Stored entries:
Start
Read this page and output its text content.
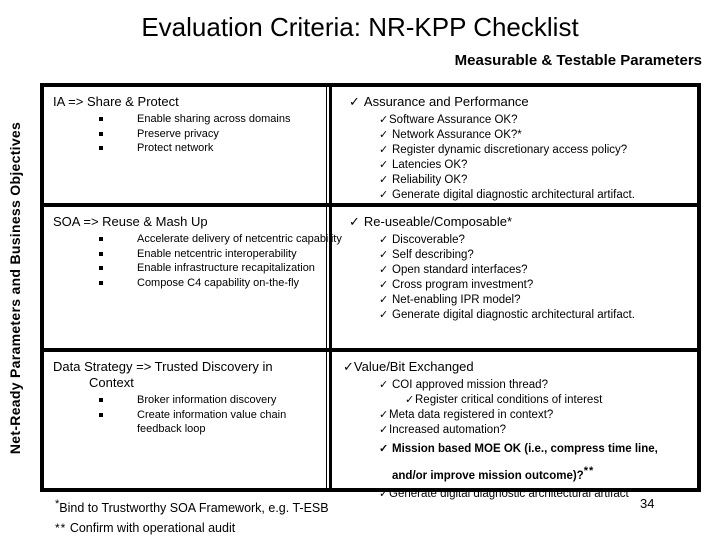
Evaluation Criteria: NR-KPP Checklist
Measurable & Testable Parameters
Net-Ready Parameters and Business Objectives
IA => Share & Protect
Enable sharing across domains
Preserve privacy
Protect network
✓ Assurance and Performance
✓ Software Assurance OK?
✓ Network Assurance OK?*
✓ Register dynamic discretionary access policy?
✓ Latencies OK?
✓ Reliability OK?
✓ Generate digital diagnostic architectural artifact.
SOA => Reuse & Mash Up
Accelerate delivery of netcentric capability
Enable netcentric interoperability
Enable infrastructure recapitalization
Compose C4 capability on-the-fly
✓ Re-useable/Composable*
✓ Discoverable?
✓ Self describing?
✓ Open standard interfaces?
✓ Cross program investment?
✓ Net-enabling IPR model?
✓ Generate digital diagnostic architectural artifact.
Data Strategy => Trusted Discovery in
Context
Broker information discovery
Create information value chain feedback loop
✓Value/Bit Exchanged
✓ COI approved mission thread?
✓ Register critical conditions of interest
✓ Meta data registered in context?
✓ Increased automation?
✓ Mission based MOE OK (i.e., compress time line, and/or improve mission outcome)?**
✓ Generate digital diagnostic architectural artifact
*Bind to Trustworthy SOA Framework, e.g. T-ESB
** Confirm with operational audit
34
End
Start
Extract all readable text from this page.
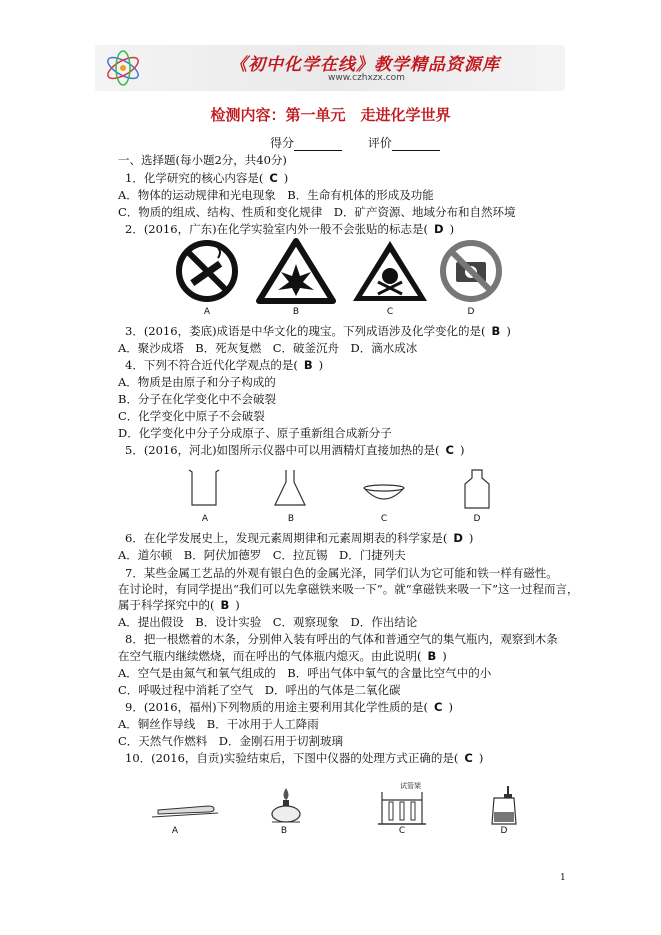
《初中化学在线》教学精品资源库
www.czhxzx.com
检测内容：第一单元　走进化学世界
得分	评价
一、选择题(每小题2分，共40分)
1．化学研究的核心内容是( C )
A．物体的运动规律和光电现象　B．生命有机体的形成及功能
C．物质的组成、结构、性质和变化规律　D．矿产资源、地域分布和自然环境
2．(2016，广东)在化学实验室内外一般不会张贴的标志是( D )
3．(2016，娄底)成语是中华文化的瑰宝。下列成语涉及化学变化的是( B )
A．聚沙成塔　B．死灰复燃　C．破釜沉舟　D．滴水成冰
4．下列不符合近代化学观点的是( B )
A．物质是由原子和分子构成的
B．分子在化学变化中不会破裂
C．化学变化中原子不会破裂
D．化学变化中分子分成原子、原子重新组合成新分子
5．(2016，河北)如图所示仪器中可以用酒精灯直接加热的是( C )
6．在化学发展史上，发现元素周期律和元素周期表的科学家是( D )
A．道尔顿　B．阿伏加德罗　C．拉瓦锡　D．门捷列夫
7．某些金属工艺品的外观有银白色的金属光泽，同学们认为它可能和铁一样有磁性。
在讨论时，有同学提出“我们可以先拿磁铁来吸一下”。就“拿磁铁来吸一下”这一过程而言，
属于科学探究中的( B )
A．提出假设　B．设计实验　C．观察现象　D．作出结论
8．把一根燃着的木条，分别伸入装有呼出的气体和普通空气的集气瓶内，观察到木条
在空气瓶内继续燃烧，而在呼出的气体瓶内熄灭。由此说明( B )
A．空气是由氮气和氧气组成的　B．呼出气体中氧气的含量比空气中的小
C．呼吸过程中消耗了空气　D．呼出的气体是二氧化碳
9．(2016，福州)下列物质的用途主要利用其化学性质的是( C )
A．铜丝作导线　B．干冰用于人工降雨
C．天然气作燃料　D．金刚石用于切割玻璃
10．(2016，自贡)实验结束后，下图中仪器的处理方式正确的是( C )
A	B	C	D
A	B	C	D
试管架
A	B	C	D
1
End
Copy all lines in the listing above where the string "mission" appears.

Solution for this problem:
✓ COI approved mission thread?
✓ Mission based MOE OK (i.e., compress time line, and/or improve mission outcome)?**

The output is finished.